**Work instructions**. Output every entry exactly as written.

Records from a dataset
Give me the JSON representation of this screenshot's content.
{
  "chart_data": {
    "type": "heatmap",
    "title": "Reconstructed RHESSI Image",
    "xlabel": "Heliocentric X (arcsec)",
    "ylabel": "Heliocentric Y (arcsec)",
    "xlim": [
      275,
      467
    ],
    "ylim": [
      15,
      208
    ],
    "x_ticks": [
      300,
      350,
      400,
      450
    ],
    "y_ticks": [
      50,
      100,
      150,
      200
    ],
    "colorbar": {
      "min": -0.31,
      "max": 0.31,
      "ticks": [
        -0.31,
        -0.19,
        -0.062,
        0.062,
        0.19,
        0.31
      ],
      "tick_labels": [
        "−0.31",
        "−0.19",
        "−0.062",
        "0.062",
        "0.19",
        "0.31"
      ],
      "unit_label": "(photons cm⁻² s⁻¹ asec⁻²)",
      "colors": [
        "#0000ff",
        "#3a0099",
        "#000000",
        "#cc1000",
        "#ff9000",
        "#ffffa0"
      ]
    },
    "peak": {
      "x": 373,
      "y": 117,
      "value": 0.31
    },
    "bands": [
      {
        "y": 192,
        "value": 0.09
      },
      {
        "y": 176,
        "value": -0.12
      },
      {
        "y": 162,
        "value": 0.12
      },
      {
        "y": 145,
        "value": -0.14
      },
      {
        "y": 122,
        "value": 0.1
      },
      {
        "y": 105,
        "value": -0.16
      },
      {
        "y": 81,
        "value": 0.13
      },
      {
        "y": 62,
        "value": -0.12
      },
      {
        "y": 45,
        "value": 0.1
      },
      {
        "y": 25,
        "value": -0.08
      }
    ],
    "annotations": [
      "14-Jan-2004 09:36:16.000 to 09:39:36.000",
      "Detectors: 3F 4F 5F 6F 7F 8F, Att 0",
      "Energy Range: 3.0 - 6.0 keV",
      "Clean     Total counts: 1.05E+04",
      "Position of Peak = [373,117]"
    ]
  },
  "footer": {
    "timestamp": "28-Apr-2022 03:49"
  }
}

**Result of this task**.
Give me the JSON representation of this screenshot's content.
{
  "chart_data": {
    "type": "heatmap",
    "title": "Reconstructed RHESSI Image",
    "xlabel": "Heliocentric X (arcsec)",
    "ylabel": "Heliocentric Y (arcsec)",
    "xlim": [
      275,
      467
    ],
    "ylim": [
      15,
      208
    ],
    "x_ticks": [
      300,
      350,
      400,
      450
    ],
    "y_ticks": [
      50,
      100,
      150,
      200
    ],
    "colorbar": {
      "min": -0.31,
      "max": 0.31,
      "ticks": [
        -0.31,
        -0.19,
        -0.062,
        0.062,
        0.19,
        0.31
      ],
      "tick_labels": [
        "−0.31",
        "−0.19",
        "−0.062",
        "0.062",
        "0.19",
        "0.31"
      ],
      "unit_label": "(photons cm⁻² s⁻¹ asec⁻²)",
      "colors": [
        "#0000ff",
        "#3a0099",
        "#000000",
        "#cc1000",
        "#ff9000",
        "#ffffa0"
      ]
    },
    "peak": {
      "x": 373,
      "y": 117,
      "value": 0.31
    },
    "bands": [
      {
        "y": 192,
        "value": 0.09
      },
      {
        "y": 176,
        "value": -0.12
      },
      {
        "y": 162,
        "value": 0.12
      },
      {
        "y": 145,
        "value": -0.14
      },
      {
        "y": 122,
        "value": 0.1
      },
      {
        "y": 105,
        "value": -0.16
      },
      {
        "y": 81,
        "value": 0.13
      },
      {
        "y": 62,
        "value": -0.12
      },
      {
        "y": 45,
        "value": 0.1
      },
      {
        "y": 25,
        "value": -0.08
      }
    ],
    "annotations": [
      "14-Jan-2004 09:36:16.000 to 09:39:36.000",
      "Detectors: 3F 4F 5F 6F 7F 8F, Att 0",
      "Energy Range: 3.0 - 6.0 keV",
      "Clean     Total counts: 1.05E+04",
      "Position of Peak = [373,117]"
    ]
  },
  "footer": {
    "timestamp": "28-Apr-2022 03:49"
  }
}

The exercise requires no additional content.